## WHAT THE EXERCISE ASKS
Copy all lines in which the word "населенный" can be found.

## ENTRIES SUPPLIED
•••••

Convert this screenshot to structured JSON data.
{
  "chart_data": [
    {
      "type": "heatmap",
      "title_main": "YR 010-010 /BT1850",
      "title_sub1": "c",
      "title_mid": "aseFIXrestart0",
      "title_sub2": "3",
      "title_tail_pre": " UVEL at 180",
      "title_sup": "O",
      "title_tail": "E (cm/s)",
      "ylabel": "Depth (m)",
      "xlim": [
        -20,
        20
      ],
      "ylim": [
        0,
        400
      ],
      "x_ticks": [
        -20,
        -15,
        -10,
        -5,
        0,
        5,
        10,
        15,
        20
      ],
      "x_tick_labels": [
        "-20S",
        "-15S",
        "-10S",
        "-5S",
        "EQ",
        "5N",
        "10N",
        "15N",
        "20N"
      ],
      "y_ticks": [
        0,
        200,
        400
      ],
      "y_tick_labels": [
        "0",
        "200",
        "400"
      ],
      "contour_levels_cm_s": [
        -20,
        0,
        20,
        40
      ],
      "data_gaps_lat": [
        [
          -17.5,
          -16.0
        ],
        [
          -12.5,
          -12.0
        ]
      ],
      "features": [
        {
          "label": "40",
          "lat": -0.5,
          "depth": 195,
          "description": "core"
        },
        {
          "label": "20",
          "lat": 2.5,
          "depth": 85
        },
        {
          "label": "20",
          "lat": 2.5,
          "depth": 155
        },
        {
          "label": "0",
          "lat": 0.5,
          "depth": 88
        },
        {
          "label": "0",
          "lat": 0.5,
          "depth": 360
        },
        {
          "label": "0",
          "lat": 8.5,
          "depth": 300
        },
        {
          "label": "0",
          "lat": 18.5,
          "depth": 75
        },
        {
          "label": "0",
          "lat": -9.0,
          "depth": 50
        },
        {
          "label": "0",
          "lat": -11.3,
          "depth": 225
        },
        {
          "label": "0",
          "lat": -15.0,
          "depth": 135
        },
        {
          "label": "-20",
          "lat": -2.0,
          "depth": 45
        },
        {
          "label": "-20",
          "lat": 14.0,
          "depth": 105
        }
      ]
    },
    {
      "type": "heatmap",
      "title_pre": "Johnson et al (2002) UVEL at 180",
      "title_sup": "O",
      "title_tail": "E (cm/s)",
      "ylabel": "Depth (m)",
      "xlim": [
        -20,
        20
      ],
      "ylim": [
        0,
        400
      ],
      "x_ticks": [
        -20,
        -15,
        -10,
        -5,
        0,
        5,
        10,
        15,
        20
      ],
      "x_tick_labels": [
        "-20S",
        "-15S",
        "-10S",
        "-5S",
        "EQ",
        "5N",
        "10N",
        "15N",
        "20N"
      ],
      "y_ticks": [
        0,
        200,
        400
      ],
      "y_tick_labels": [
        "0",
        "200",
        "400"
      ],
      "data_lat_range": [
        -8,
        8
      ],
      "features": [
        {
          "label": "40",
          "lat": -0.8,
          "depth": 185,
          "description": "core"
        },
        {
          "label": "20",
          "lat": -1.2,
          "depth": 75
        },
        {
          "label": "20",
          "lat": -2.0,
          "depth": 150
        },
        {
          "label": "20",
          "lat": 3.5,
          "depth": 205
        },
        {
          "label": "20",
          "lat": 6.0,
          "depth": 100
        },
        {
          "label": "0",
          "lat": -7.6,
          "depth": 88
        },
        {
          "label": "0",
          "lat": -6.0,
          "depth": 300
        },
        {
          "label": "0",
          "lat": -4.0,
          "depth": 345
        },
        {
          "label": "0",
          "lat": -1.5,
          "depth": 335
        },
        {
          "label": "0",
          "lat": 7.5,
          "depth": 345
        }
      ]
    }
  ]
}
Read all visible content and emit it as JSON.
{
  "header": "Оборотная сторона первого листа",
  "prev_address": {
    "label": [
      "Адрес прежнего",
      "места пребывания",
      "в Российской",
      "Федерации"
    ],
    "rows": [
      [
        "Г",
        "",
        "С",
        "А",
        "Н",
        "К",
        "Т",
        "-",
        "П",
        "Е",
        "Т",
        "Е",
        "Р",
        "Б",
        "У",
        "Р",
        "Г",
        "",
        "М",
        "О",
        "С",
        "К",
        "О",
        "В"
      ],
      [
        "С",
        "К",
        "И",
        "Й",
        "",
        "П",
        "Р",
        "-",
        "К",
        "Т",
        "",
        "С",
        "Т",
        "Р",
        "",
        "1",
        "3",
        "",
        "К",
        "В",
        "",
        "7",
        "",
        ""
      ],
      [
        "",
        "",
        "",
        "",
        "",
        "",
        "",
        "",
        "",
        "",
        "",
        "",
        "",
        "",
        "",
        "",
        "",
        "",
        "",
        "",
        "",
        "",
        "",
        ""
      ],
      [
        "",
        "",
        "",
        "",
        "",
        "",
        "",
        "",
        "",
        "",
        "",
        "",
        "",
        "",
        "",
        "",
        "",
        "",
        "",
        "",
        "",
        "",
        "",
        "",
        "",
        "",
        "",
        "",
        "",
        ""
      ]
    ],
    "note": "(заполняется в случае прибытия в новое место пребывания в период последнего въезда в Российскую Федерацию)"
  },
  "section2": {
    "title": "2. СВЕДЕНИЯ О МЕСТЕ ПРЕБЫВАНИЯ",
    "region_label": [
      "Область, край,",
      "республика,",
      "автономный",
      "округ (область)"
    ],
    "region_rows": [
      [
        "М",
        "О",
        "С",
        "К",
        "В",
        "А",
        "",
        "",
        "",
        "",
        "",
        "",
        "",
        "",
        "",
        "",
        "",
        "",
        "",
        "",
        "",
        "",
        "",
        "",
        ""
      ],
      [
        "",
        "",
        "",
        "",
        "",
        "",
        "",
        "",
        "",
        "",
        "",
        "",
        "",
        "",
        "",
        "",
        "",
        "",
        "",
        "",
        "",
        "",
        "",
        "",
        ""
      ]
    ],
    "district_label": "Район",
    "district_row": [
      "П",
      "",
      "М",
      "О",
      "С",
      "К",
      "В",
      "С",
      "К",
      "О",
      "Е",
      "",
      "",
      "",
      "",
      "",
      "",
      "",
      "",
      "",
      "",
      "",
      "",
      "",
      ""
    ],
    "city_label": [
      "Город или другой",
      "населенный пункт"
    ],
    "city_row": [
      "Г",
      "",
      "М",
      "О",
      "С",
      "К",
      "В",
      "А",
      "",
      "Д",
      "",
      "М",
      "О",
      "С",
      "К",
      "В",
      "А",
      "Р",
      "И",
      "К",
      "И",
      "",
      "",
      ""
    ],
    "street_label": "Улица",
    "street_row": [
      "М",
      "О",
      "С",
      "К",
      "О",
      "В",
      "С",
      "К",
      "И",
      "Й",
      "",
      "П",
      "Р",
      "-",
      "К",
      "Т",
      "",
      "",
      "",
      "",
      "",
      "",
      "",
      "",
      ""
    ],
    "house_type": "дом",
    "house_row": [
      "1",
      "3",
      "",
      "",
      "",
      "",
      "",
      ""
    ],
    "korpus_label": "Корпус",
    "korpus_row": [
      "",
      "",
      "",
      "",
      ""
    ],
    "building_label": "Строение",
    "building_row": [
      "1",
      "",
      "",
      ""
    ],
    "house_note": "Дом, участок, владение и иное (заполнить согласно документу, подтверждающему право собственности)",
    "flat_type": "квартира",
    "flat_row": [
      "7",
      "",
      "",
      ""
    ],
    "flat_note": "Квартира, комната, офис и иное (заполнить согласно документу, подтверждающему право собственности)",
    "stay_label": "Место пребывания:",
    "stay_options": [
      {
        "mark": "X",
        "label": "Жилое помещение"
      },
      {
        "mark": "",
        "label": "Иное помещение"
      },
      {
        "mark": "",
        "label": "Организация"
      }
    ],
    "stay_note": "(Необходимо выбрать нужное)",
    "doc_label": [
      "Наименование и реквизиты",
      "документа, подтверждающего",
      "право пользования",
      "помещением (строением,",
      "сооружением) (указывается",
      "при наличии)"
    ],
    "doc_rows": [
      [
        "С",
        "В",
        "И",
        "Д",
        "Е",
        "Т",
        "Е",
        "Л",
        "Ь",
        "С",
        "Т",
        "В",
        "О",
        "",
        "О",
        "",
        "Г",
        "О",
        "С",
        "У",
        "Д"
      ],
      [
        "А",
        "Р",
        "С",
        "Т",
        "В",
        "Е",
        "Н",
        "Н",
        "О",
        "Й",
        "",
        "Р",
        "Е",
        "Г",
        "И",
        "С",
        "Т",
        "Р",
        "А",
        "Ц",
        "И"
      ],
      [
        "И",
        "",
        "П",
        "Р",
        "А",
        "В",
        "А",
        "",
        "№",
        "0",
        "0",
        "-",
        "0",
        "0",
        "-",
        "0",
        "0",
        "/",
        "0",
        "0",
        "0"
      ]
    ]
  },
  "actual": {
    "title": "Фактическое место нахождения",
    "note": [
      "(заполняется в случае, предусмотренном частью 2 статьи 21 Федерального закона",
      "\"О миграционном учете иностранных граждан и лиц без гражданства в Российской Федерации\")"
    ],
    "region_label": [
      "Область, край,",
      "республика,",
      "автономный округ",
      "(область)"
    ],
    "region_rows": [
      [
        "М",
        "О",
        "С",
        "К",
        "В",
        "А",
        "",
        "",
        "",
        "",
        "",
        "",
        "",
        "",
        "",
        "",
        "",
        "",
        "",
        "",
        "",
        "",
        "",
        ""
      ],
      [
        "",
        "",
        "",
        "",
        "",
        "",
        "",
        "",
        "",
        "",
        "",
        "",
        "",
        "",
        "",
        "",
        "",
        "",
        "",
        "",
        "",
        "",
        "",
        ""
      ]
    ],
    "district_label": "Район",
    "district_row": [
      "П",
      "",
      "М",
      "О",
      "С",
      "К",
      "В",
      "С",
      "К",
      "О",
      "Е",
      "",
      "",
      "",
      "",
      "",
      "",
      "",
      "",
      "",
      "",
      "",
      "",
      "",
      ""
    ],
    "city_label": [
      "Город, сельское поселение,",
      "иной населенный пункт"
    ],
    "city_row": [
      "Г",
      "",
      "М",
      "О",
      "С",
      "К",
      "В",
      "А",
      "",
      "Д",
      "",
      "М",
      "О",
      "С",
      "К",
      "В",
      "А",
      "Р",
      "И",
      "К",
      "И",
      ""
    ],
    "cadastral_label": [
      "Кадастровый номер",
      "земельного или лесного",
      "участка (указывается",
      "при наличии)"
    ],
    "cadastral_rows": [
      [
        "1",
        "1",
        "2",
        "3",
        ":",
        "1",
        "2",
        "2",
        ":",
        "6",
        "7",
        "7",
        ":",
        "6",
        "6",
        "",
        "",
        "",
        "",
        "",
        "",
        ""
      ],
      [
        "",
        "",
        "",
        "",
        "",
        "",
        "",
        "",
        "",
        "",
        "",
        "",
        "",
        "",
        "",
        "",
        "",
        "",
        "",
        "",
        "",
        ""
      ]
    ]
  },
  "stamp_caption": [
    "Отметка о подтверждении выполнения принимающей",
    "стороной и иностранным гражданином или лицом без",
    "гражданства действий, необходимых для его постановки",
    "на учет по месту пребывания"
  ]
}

•••••

## OUTPUT
      "населенный пункт"
      "иной населенный пункт"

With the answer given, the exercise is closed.